* [Set exercise]
Could you write out the records below exactly as they appear?

* [Data entries]
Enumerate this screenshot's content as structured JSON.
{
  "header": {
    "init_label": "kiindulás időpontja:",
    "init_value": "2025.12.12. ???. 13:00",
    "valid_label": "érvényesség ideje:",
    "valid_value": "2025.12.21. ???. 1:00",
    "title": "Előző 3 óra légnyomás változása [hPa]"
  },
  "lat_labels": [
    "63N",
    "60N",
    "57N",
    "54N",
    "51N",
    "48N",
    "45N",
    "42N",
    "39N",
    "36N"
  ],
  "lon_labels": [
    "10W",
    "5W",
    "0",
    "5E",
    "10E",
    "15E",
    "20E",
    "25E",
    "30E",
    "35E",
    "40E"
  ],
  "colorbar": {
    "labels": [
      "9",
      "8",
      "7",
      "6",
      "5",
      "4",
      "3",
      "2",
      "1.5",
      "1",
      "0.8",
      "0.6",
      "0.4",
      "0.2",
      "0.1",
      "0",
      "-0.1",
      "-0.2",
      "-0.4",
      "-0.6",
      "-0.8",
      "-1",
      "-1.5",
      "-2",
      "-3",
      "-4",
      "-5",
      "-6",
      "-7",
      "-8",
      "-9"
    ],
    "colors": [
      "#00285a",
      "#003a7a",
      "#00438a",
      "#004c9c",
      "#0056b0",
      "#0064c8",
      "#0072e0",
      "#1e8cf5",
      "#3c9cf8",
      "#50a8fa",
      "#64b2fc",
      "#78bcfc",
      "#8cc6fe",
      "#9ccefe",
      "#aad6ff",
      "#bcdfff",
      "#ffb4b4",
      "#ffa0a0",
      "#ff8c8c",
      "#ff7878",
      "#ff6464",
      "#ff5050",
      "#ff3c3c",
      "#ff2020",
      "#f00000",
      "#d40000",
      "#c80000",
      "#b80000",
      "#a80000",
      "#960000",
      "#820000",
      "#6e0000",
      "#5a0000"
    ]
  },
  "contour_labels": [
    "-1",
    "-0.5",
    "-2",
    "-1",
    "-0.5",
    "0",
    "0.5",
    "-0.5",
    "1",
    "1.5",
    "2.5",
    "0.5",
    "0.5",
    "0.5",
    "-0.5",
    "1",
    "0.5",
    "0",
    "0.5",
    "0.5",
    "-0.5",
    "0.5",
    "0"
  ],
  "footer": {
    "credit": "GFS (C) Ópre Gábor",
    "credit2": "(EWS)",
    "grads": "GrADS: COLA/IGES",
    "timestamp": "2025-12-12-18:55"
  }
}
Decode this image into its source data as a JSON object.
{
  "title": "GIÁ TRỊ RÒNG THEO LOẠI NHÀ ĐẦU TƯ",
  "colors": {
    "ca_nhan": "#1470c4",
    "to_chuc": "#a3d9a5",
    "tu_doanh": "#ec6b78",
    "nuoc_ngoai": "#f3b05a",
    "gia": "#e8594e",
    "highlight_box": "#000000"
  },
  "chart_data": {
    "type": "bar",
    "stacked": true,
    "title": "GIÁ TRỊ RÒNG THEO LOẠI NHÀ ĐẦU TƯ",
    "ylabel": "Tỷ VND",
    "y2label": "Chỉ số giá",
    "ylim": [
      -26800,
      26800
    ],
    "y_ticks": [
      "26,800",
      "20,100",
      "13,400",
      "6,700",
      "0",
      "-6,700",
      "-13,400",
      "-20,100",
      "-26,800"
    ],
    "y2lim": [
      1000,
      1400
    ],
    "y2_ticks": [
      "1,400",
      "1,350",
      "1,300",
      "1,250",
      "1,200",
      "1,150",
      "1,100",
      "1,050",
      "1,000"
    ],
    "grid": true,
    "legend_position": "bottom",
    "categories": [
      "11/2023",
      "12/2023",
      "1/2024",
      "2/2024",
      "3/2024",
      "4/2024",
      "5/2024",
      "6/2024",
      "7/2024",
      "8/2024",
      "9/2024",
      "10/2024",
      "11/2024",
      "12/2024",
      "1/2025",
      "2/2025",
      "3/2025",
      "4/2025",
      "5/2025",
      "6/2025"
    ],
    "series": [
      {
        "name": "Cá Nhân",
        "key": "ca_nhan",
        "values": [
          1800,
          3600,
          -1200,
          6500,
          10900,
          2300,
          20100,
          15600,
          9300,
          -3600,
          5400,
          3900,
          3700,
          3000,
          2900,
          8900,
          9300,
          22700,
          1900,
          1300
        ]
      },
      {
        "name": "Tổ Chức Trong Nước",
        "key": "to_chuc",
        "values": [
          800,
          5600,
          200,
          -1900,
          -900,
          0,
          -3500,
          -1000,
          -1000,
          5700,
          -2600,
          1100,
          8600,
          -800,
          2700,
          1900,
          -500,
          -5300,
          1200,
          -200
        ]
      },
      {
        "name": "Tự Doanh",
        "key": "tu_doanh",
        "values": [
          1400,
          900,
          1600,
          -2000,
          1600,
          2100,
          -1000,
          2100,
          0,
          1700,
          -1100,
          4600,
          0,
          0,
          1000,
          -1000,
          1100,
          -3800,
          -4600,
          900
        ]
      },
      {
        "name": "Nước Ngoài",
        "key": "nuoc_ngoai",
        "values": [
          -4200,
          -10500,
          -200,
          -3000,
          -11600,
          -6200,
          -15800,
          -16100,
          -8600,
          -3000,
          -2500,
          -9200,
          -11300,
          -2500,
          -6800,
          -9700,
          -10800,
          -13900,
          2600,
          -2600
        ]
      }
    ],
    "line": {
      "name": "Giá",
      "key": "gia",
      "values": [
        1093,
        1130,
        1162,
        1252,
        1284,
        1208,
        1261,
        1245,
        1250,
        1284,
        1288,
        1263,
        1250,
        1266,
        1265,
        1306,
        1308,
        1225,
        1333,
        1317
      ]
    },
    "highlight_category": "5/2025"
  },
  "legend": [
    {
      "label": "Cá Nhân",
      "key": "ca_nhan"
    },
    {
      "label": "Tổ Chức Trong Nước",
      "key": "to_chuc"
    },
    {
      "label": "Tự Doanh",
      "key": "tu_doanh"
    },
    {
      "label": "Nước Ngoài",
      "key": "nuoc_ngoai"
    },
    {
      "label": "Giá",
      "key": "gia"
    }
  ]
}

* [Answer]
Enumerate this screenshot's content as structured JSON.
{
  "header": {
    "init_label": "kiindulás időpontja:",
    "init_value": "2025.12.12. ???. 13:00",
    "valid_label": "érvényesség ideje:",
    "valid_value": "2025.12.21. ???. 1:00",
    "title": "Előző 3 óra légnyomás változása [hPa]"
  },
  "lat_labels": [
    "63N",
    "60N",
    "57N",
    "54N",
    "51N",
    "48N",
    "45N",
    "42N",
    "39N",
    "36N"
  ],
  "lon_labels": [
    "10W",
    "5W",
    "0",
    "5E",
    "10E",
    "15E",
    "20E",
    "25E",
    "30E",
    "35E",
    "40E"
  ],
  "colorbar": {
    "labels": [
      "9",
      "8",
      "7",
      "6",
      "5",
      "4",
      "3",
      "2",
      "1.5",
      "1",
      "0.8",
      "0.6",
      "0.4",
      "0.2",
      "0.1",
      "0",
      "-0.1",
      "-0.2",
      "-0.4",
      "-0.6",
      "-0.8",
      "-1",
      "-1.5",
      "-2",
      "-3",
      "-4",
      "-5",
      "-6",
      "-7",
      "-8",
      "-9"
    ],
    "colors": [
      "#00285a",
      "#003a7a",
      "#00438a",
      "#004c9c",
      "#0056b0",
      "#0064c8",
      "#0072e0",
      "#1e8cf5",
      "#3c9cf8",
      "#50a8fa",
      "#64b2fc",
      "#78bcfc",
      "#8cc6fe",
      "#9ccefe",
      "#aad6ff",
      "#bcdfff",
      "#ffb4b4",
      "#ffa0a0",
      "#ff8c8c",
      "#ff7878",
      "#ff6464",
      "#ff5050",
      "#ff3c3c",
      "#ff2020",
      "#f00000",
      "#d40000",
      "#c80000",
      "#b80000",
      "#a80000",
      "#960000",
      "#820000",
      "#6e0000",
      "#5a0000"
    ]
  },
  "contour_labels": [
    "-1",
    "-0.5",
    "-2",
    "-1",
    "-0.5",
    "0",
    "0.5",
    "-0.5",
    "1",
    "1.5",
    "2.5",
    "0.5",
    "0.5",
    "0.5",
    "-0.5",
    "1",
    "0.5",
    "0",
    "0.5",
    "0.5",
    "-0.5",
    "0.5",
    "0"
  ],
  "footer": {
    "credit": "GFS (C) Ópre Gábor",
    "credit2": "(EWS)",
    "grads": "GrADS: COLA/IGES",
    "timestamp": "2025-12-12-18:55"
  }
}
Decode this image into its source data as a JSON object.
{
  "title": "GIÁ TRỊ RÒNG THEO LOẠI NHÀ ĐẦU TƯ",
  "colors": {
    "ca_nhan": "#1470c4",
    "to_chuc": "#a3d9a5",
    "tu_doanh": "#ec6b78",
    "nuoc_ngoai": "#f3b05a",
    "gia": "#e8594e",
    "highlight_box": "#000000"
  },
  "chart_data": {
    "type": "bar",
    "stacked": true,
    "title": "GIÁ TRỊ RÒNG THEO LOẠI NHÀ ĐẦU TƯ",
    "ylabel": "Tỷ VND",
    "y2label": "Chỉ số giá",
    "ylim": [
      -26800,
      26800
    ],
    "y_ticks": [
      "26,800",
      "20,100",
      "13,400",
      "6,700",
      "0",
      "-6,700",
      "-13,400",
      "-20,100",
      "-26,800"
    ],
    "y2lim": [
      1000,
      1400
    ],
    "y2_ticks": [
      "1,400",
      "1,350",
      "1,300",
      "1,250",
      "1,200",
      "1,150",
      "1,100",
      "1,050",
      "1,000"
    ],
    "grid": true,
    "legend_position": "bottom",
    "categories": [
      "11/2023",
      "12/2023",
      "1/2024",
      "2/2024",
      "3/2024",
      "4/2024",
      "5/2024",
      "6/2024",
      "7/2024",
      "8/2024",
      "9/2024",
      "10/2024",
      "11/2024",
      "12/2024",
      "1/2025",
      "2/2025",
      "3/2025",
      "4/2025",
      "5/2025",
      "6/2025"
    ],
    "series": [
      {
        "name": "Cá Nhân",
        "key": "ca_nhan",
        "values": [
          1800,
          3600,
          -1200,
          6500,
          10900,
          2300,
          20100,
          15600,
          9300,
          -3600,
          5400,
          3900,
          3700,
          3000,
          2900,
          8900,
          9300,
          22700,
          1900,
          1300
        ]
      },
      {
        "name": "Tổ Chức Trong Nước",
        "key": "to_chuc",
        "values": [
          800,
          5600,
          200,
          -1900,
          -900,
          0,
          -3500,
          -1000,
          -1000,
          5700,
          -2600,
          1100,
          8600,
          -800,
          2700,
          1900,
          -500,
          -5300,
          1200,
          -200
        ]
      },
      {
        "name": "Tự Doanh",
        "key": "tu_doanh",
        "values": [
          1400,
          900,
          1600,
          -2000,
          1600,
          2100,
          -1000,
          2100,
          0,
          1700,
          -1100,
          4600,
          0,
          0,
          1000,
          -1000,
          1100,
          -3800,
          -4600,
          900
        ]
      },
      {
        "name": "Nước Ngoài",
        "key": "nuoc_ngoai",
        "values": [
          -4200,
          -10500,
          -200,
          -3000,
          -11600,
          -6200,
          -15800,
          -16100,
          -8600,
          -3000,
          -2500,
          -9200,
          -11300,
          -2500,
          -6800,
          -9700,
          -10800,
          -13900,
          2600,
          -2600
        ]
      }
    ],
    "line": {
      "name": "Giá",
      "key": "gia",
      "values": [
        1093,
        1130,
        1162,
        1252,
        1284,
        1208,
        1261,
        1245,
        1250,
        1284,
        1288,
        1263,
        1250,
        1266,
        1265,
        1306,
        1308,
        1225,
        1333,
        1317
      ]
    },
    "highlight_category": "5/2025"
  },
  "legend": [
    {
      "label": "Cá Nhân",
      "key": "ca_nhan"
    },
    {
      "label": "Tổ Chức Trong Nước",
      "key": "to_chuc"
    },
    {
      "label": "Tự Doanh",
      "key": "tu_doanh"
    },
    {
      "label": "Nước Ngoài",
      "key": "nuoc_ngoai"
    },
    {
      "label": "Giá",
      "key": "gia"
    }
  ]
}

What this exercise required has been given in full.